Task objective:
Omit the pictures, please, and give each record below again exactly.

## START

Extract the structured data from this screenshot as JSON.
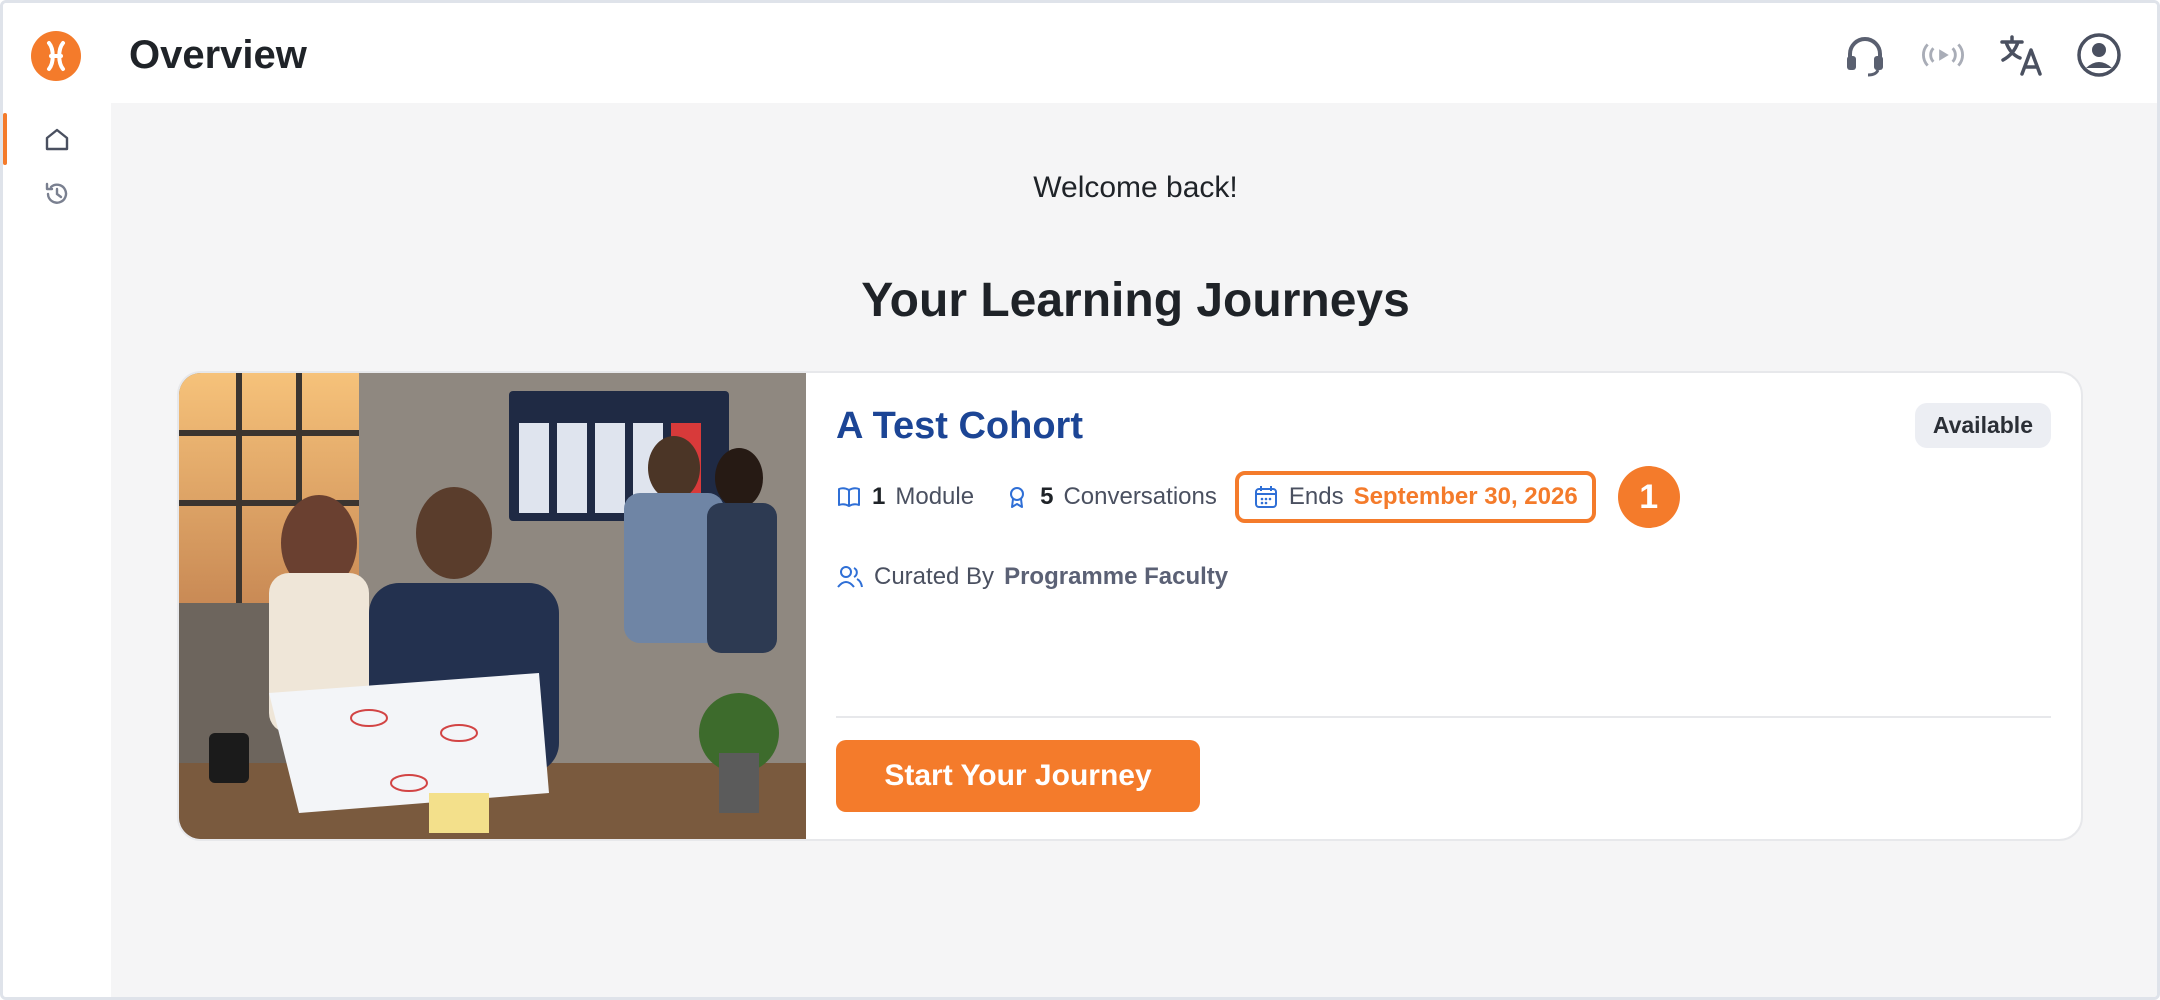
{
  "app": {
    "page_title": "Overview"
  },
  "header": {
    "icons": [
      "headset-icon",
      "broadcast-icon",
      "translate-icon",
      "account-icon"
    ]
  },
  "sidebar": {
    "items": [
      {
        "icon": "home-icon",
        "active": true
      },
      {
        "icon": "history-icon",
        "active": false
      }
    ]
  },
  "main": {
    "welcome": "Welcome back!",
    "section_title": "Your Learning Journeys"
  },
  "card": {
    "title": "A Test Cohort",
    "status_badge": "Available",
    "modules_count": "1",
    "modules_label": "Module",
    "conversations_count": "5",
    "conversations_label": "Conversations",
    "ends_label": "Ends",
    "ends_date": "September 30, 2026",
    "step_marker": "1",
    "curated_label": "Curated By",
    "curated_by": "Programme Faculty",
    "cta_label": "Start Your Journey"
  },
  "colors": {
    "accent": "#f47b2b",
    "title_blue": "#1c4595",
    "background": "#f5f5f6"
  }
}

## END

Worked solution:
Extract the structured data from this screenshot as JSON.
{
  "app": {
    "page_title": "Overview"
  },
  "header": {
    "icons": [
      "headset-icon",
      "broadcast-icon",
      "translate-icon",
      "account-icon"
    ]
  },
  "sidebar": {
    "items": [
      {
        "icon": "home-icon",
        "active": true
      },
      {
        "icon": "history-icon",
        "active": false
      }
    ]
  },
  "main": {
    "welcome": "Welcome back!",
    "section_title": "Your Learning Journeys"
  },
  "card": {
    "title": "A Test Cohort",
    "status_badge": "Available",
    "modules_count": "1",
    "modules_label": "Module",
    "conversations_count": "5",
    "conversations_label": "Conversations",
    "ends_label": "Ends",
    "ends_date": "September 30, 2026",
    "step_marker": "1",
    "curated_label": "Curated By",
    "curated_by": "Programme Faculty",
    "cta_label": "Start Your Journey"
  },
  "colors": {
    "accent": "#f47b2b",
    "title_blue": "#1c4595",
    "background": "#f5f5f6"
  }
}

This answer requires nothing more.